[begin DATA EXTRACT]
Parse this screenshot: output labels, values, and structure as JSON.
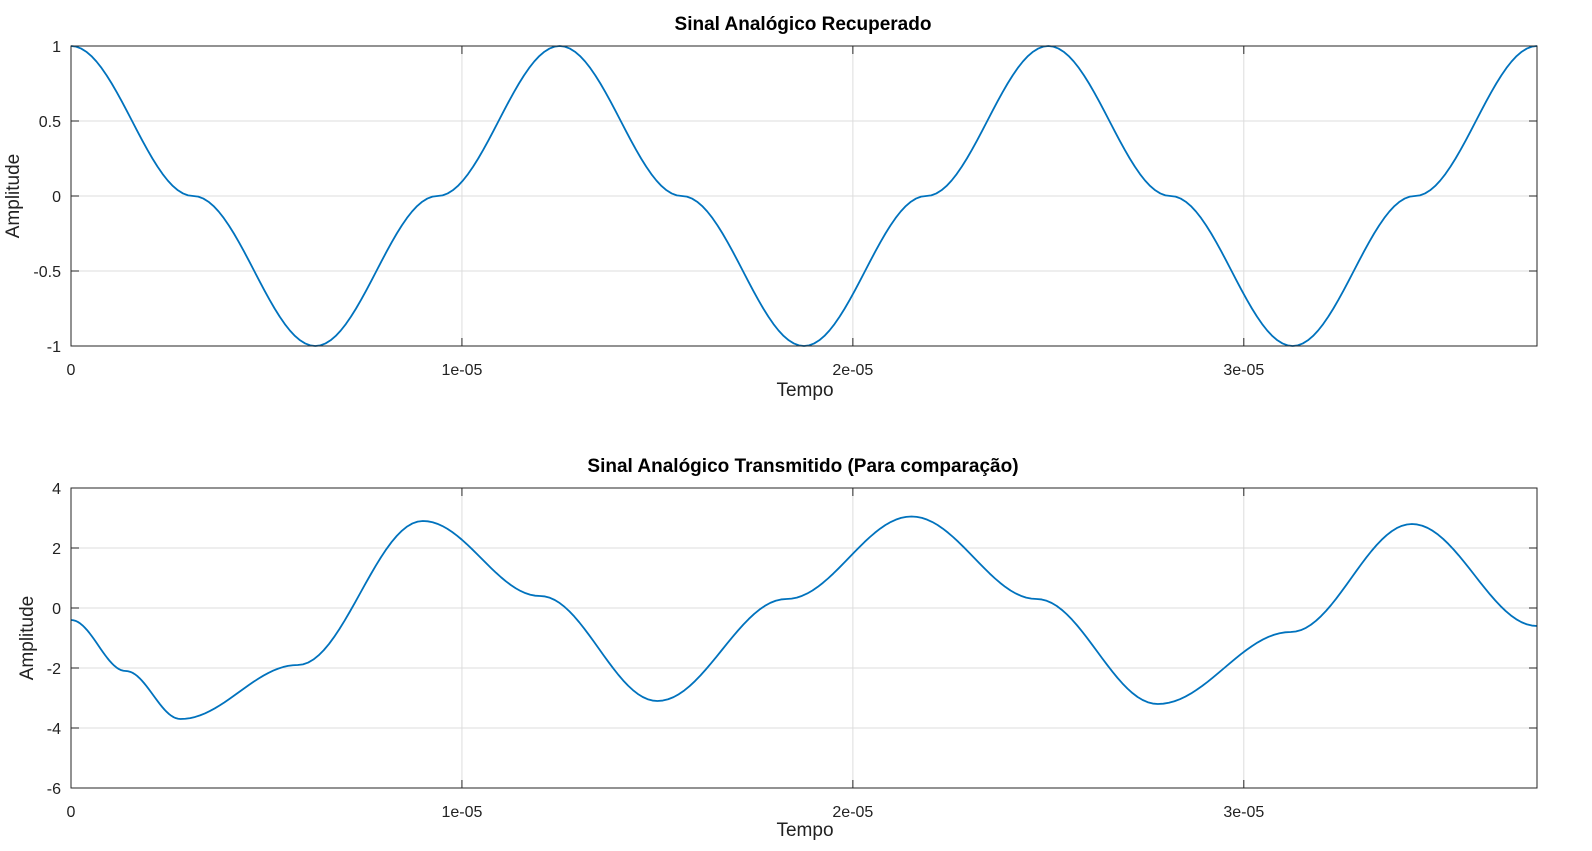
{
  "chart_data": [
    {
      "type": "line",
      "title": "Sinal Analógico Recuperado",
      "xlabel": "Tempo",
      "ylabel": "Amplitude",
      "xlim": [
        0,
        3.75e-05
      ],
      "ylim": [
        -1,
        1
      ],
      "xticks": [
        0,
        1e-05,
        2e-05,
        3e-05
      ],
      "xtick_labels": [
        "0",
        "1e-05",
        "2e-05",
        "3e-05"
      ],
      "yticks": [
        1,
        0.5,
        0,
        -0.5,
        -1
      ],
      "ytick_labels": [
        "1",
        "0.5",
        "0",
        "-0.5",
        "-1"
      ],
      "grid": true,
      "color": "#0072bd",
      "series": [
        {
          "x": [
            0,
            3.125e-06,
            6.25e-06,
            9.375e-06,
            1.25e-05,
            1.5625e-05,
            1.875e-05,
            2.1875e-05,
            2.5e-05,
            2.8125e-05,
            3.125e-05,
            3.4375e-05,
            3.75e-05
          ],
          "y": [
            1,
            0,
            -1,
            0,
            1,
            0,
            -1,
            0,
            1,
            0,
            -1,
            0,
            1
          ]
        }
      ]
    },
    {
      "type": "line",
      "title": "Sinal Analógico Transmitido (Para comparação)",
      "xlabel": "Tempo",
      "ylabel": "Amplitude",
      "xlim": [
        0,
        3.75e-05
      ],
      "ylim": [
        -6,
        4
      ],
      "xticks": [
        0,
        1e-05,
        2e-05,
        3e-05
      ],
      "xtick_labels": [
        "0",
        "1e-05",
        "2e-05",
        "3e-05"
      ],
      "yticks": [
        4,
        2,
        0,
        -2,
        -4,
        -6
      ],
      "ytick_labels": [
        "4",
        "2",
        "0",
        "-2",
        "-4",
        "-6"
      ],
      "grid": true,
      "color": "#0072bd",
      "series": [
        {
          "x": [
            0,
            1.4e-06,
            2.8e-06,
            5.8e-06,
            9e-06,
            1.2e-05,
            1.5e-05,
            1.83e-05,
            2.15e-05,
            2.47e-05,
            2.78e-05,
            3.12e-05,
            3.43e-05,
            3.75e-05
          ],
          "y": [
            -0.4,
            -2.1,
            -3.7,
            -1.9,
            2.9,
            0.4,
            -3.1,
            0.3,
            3.05,
            0.3,
            -3.2,
            -0.8,
            2.8,
            -0.6
          ]
        }
      ]
    }
  ]
}
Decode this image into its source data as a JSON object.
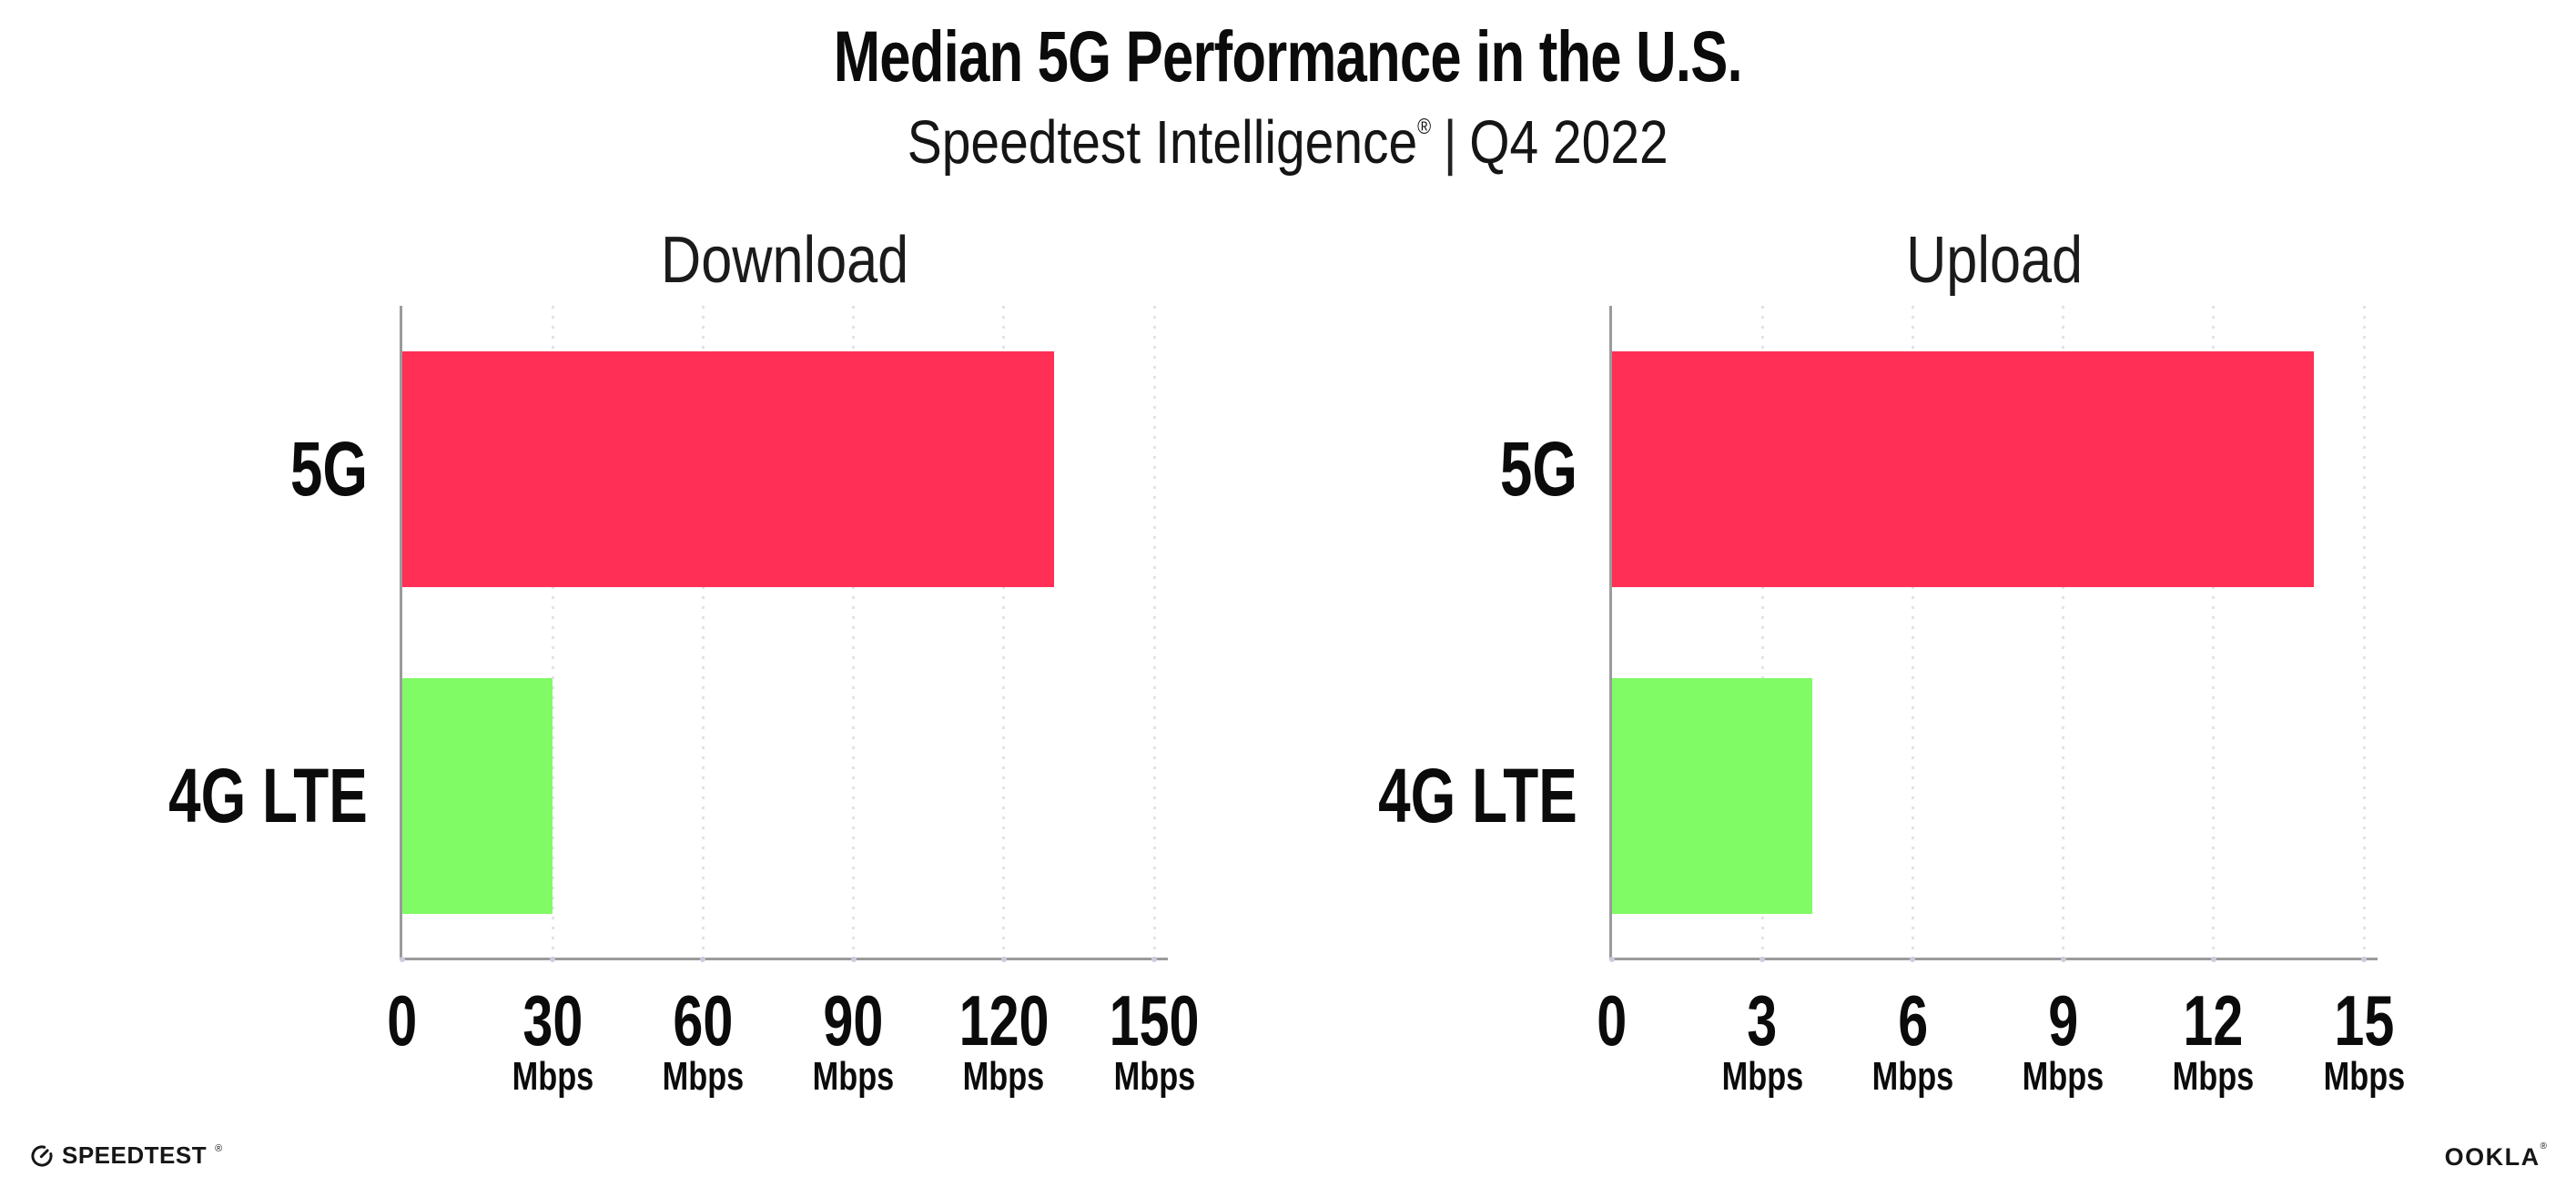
{
  "header": {
    "title": "Median 5G Performance in the U.S.",
    "subtitle": {
      "brand": "Speedtest Intelligence",
      "registered": "®",
      "divider": "|",
      "period": "Q4 2022"
    }
  },
  "style": {
    "bar_color_5g": "#ff2f56",
    "bar_color_4g": "#80fb66",
    "axis_color": "#9b9b9b",
    "grid_dot_color": "#e1e2ec",
    "background": "#ffffff"
  },
  "chart_data": [
    {
      "type": "bar",
      "orientation": "horizontal",
      "title": "Download",
      "categories": [
        "5G",
        "4G LTE"
      ],
      "values": [
        130,
        30
      ],
      "value_unit": "Mbps",
      "xticks": [
        0,
        30,
        60,
        90,
        120,
        150
      ],
      "xtick_unit_suffix": "Mbps",
      "xlim": [
        0,
        152.5
      ],
      "grid": "dotted-vertical-at-ticks",
      "legend": "none",
      "series_colors": [
        "#ff2f56",
        "#80fb66"
      ]
    },
    {
      "type": "bar",
      "orientation": "horizontal",
      "title": "Upload",
      "categories": [
        "5G",
        "4G LTE"
      ],
      "values": [
        14,
        4
      ],
      "value_unit": "Mbps",
      "xticks": [
        0,
        3,
        6,
        9,
        12,
        15
      ],
      "xtick_unit_suffix": "Mbps",
      "xlim": [
        0,
        15.25
      ],
      "grid": "dotted-vertical-at-ticks",
      "legend": "none",
      "series_colors": [
        "#ff2f56",
        "#80fb66"
      ]
    }
  ],
  "footer": {
    "speedtest_wordmark": "SPEEDTEST",
    "speedtest_registered": "®",
    "ookla_wordmark": "OOKLA",
    "ookla_registered": "®"
  }
}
[end DATA EXTRACT]
CHALLENGE: Set the data above down again exactly as given, with no pictures.

WRITTEN ANSWER:
Parse this screenshot: output labels, values, and structure as JSON.
{
  "chart_data": [
    {
      "type": "line",
      "title": "Sinal Analógico Recuperado",
      "xlabel": "Tempo",
      "ylabel": "Amplitude",
      "xlim": [
        0,
        3.75e-05
      ],
      "ylim": [
        -1,
        1
      ],
      "xticks": [
        0,
        1e-05,
        2e-05,
        3e-05
      ],
      "xtick_labels": [
        "0",
        "1e-05",
        "2e-05",
        "3e-05"
      ],
      "yticks": [
        1,
        0.5,
        0,
        -0.5,
        -1
      ],
      "ytick_labels": [
        "1",
        "0.5",
        "0",
        "-0.5",
        "-1"
      ],
      "grid": true,
      "color": "#0072bd",
      "series": [
        {
          "x": [
            0,
            3.125e-06,
            6.25e-06,
            9.375e-06,
            1.25e-05,
            1.5625e-05,
            1.875e-05,
            2.1875e-05,
            2.5e-05,
            2.8125e-05,
            3.125e-05,
            3.4375e-05,
            3.75e-05
          ],
          "y": [
            1,
            0,
            -1,
            0,
            1,
            0,
            -1,
            0,
            1,
            0,
            -1,
            0,
            1
          ]
        }
      ]
    },
    {
      "type": "line",
      "title": "Sinal Analógico Transmitido (Para comparação)",
      "xlabel": "Tempo",
      "ylabel": "Amplitude",
      "xlim": [
        0,
        3.75e-05
      ],
      "ylim": [
        -6,
        4
      ],
      "xticks": [
        0,
        1e-05,
        2e-05,
        3e-05
      ],
      "xtick_labels": [
        "0",
        "1e-05",
        "2e-05",
        "3e-05"
      ],
      "yticks": [
        4,
        2,
        0,
        -2,
        -4,
        -6
      ],
      "ytick_labels": [
        "4",
        "2",
        "0",
        "-2",
        "-4",
        "-6"
      ],
      "grid": true,
      "color": "#0072bd",
      "series": [
        {
          "x": [
            0,
            1.4e-06,
            2.8e-06,
            5.8e-06,
            9e-06,
            1.2e-05,
            1.5e-05,
            1.83e-05,
            2.15e-05,
            2.47e-05,
            2.78e-05,
            3.12e-05,
            3.43e-05,
            3.75e-05
          ],
          "y": [
            -0.4,
            -2.1,
            -3.7,
            -1.9,
            2.9,
            0.4,
            -3.1,
            0.3,
            3.05,
            0.3,
            -3.2,
            -0.8,
            2.8,
            -0.6
          ]
        }
      ]
    }
  ]
}
Decode this image into its source data as a JSON object.
{
  "header": {
    "title": "Median 5G Performance in the U.S.",
    "subtitle": {
      "brand": "Speedtest Intelligence",
      "registered": "®",
      "divider": "|",
      "period": "Q4 2022"
    }
  },
  "style": {
    "bar_color_5g": "#ff2f56",
    "bar_color_4g": "#80fb66",
    "axis_color": "#9b9b9b",
    "grid_dot_color": "#e1e2ec",
    "background": "#ffffff"
  },
  "chart_data": [
    {
      "type": "bar",
      "orientation": "horizontal",
      "title": "Download",
      "categories": [
        "5G",
        "4G LTE"
      ],
      "values": [
        130,
        30
      ],
      "value_unit": "Mbps",
      "xticks": [
        0,
        30,
        60,
        90,
        120,
        150
      ],
      "xtick_unit_suffix": "Mbps",
      "xlim": [
        0,
        152.5
      ],
      "grid": "dotted-vertical-at-ticks",
      "legend": "none",
      "series_colors": [
        "#ff2f56",
        "#80fb66"
      ]
    },
    {
      "type": "bar",
      "orientation": "horizontal",
      "title": "Upload",
      "categories": [
        "5G",
        "4G LTE"
      ],
      "values": [
        14,
        4
      ],
      "value_unit": "Mbps",
      "xticks": [
        0,
        3,
        6,
        9,
        12,
        15
      ],
      "xtick_unit_suffix": "Mbps",
      "xlim": [
        0,
        15.25
      ],
      "grid": "dotted-vertical-at-ticks",
      "legend": "none",
      "series_colors": [
        "#ff2f56",
        "#80fb66"
      ]
    }
  ],
  "footer": {
    "speedtest_wordmark": "SPEEDTEST",
    "speedtest_registered": "®",
    "ookla_wordmark": "OOKLA",
    "ookla_registered": "®"
  }
}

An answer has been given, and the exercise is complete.